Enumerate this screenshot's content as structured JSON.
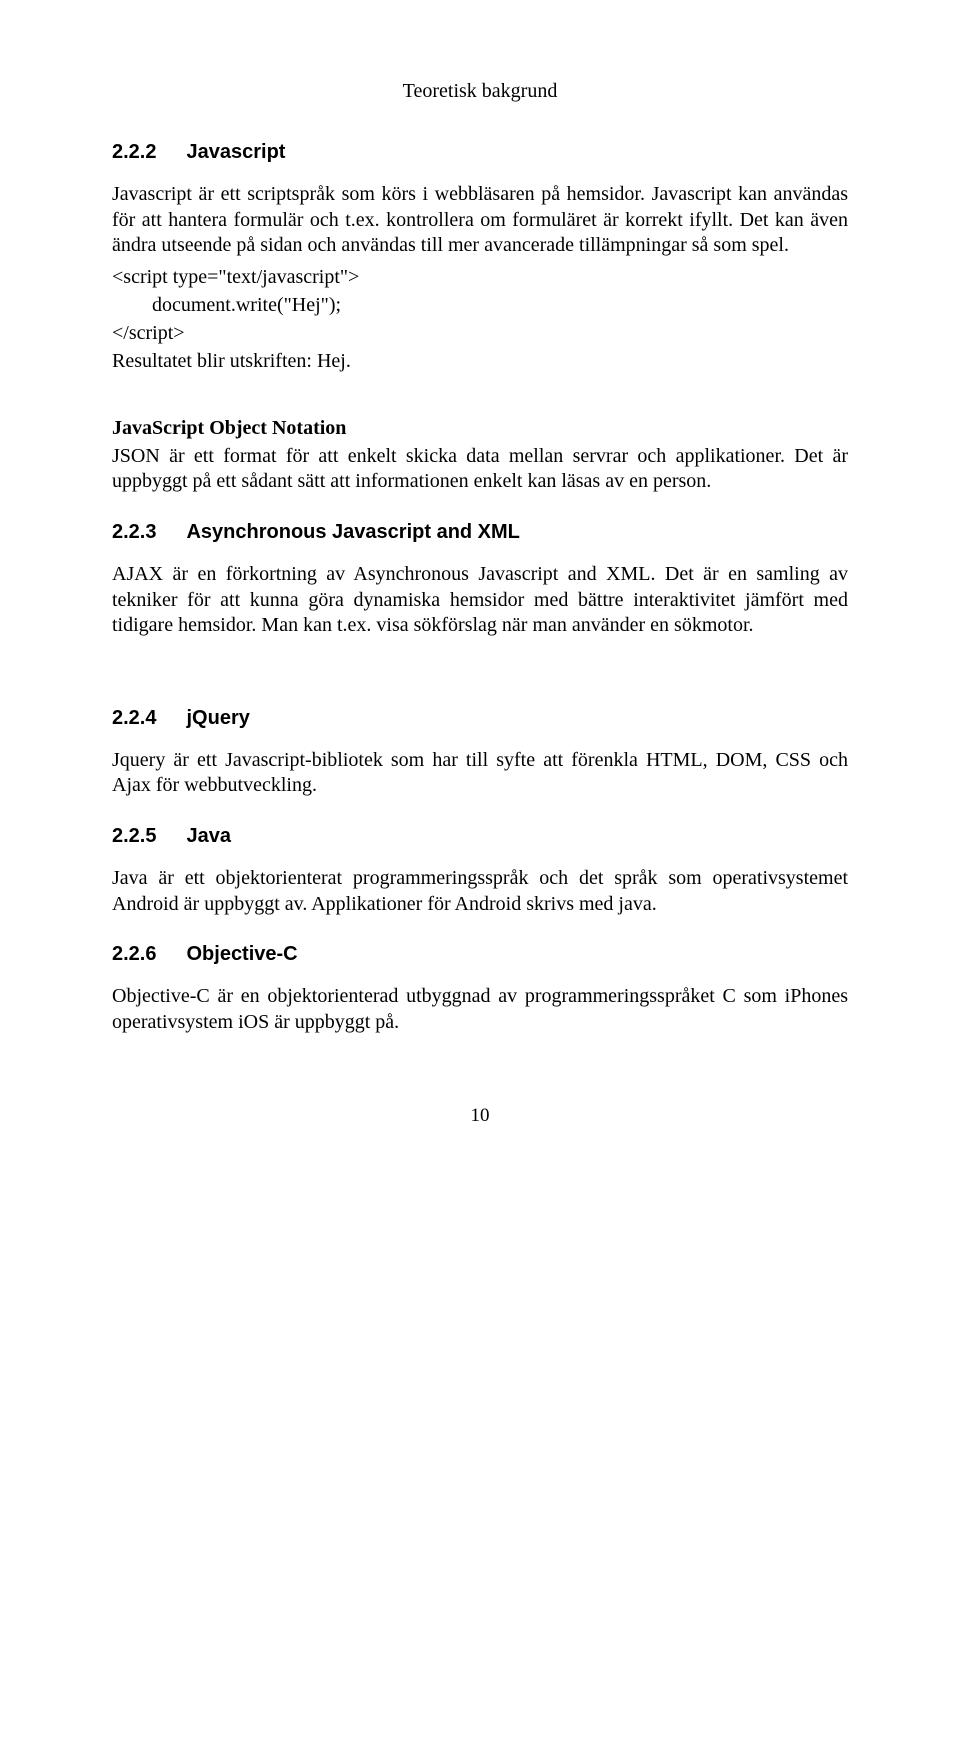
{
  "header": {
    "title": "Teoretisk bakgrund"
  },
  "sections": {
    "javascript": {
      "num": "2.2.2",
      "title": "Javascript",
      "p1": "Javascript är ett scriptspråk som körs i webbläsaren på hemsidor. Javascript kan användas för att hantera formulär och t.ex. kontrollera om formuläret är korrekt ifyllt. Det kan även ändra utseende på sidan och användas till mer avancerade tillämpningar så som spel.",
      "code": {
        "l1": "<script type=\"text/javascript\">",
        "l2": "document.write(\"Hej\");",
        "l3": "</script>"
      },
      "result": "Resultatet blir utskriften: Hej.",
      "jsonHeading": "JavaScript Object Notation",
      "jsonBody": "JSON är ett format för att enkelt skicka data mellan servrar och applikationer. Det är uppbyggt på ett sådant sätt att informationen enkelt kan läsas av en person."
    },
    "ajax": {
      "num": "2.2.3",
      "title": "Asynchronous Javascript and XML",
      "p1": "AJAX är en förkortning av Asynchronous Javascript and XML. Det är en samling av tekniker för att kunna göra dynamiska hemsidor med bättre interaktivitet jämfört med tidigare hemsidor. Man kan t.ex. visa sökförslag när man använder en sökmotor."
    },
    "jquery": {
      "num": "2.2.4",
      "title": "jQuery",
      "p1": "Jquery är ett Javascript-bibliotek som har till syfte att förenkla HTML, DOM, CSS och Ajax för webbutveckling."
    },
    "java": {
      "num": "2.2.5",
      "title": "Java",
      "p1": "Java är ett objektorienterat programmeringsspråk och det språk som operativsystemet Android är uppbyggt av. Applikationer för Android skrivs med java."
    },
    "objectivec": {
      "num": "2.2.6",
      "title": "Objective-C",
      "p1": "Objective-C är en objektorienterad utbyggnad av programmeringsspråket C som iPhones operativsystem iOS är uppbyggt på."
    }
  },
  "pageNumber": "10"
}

########################################

Write out the records above once more, word for word, with no pictures.

## Written reply
Enumerate this screenshot's content as structured JSON.
{
  "header": {
    "title": "Teoretisk bakgrund"
  },
  "sections": {
    "javascript": {
      "num": "2.2.2",
      "title": "Javascript",
      "p1": "Javascript är ett scriptspråk som körs i webbläsaren på hemsidor. Javascript kan användas för att hantera formulär och t.ex. kontrollera om formuläret är korrekt ifyllt. Det kan även ändra utseende på sidan och användas till mer avancerade tillämpningar så som spel.",
      "code": {
        "l1": "<script type=\"text/javascript\">",
        "l2": "document.write(\"Hej\");",
        "l3": "</script>"
      },
      "result": "Resultatet blir utskriften: Hej.",
      "jsonHeading": "JavaScript Object Notation",
      "jsonBody": "JSON är ett format för att enkelt skicka data mellan servrar och applikationer. Det är uppbyggt på ett sådant sätt att informationen enkelt kan läsas av en person."
    },
    "ajax": {
      "num": "2.2.3",
      "title": "Asynchronous Javascript and XML",
      "p1": "AJAX är en förkortning av Asynchronous Javascript and XML. Det är en samling av tekniker för att kunna göra dynamiska hemsidor med bättre interaktivitet jämfört med tidigare hemsidor. Man kan t.ex. visa sökförslag när man använder en sökmotor."
    },
    "jquery": {
      "num": "2.2.4",
      "title": "jQuery",
      "p1": "Jquery är ett Javascript-bibliotek som har till syfte att förenkla HTML, DOM, CSS och Ajax för webbutveckling."
    },
    "java": {
      "num": "2.2.5",
      "title": "Java",
      "p1": "Java är ett objektorienterat programmeringsspråk och det språk som operativsystemet Android är uppbyggt av. Applikationer för Android skrivs med java."
    },
    "objectivec": {
      "num": "2.2.6",
      "title": "Objective-C",
      "p1": "Objective-C är en objektorienterad utbyggnad av programmeringsspråket C som iPhones operativsystem iOS är uppbyggt på."
    }
  },
  "pageNumber": "10"
}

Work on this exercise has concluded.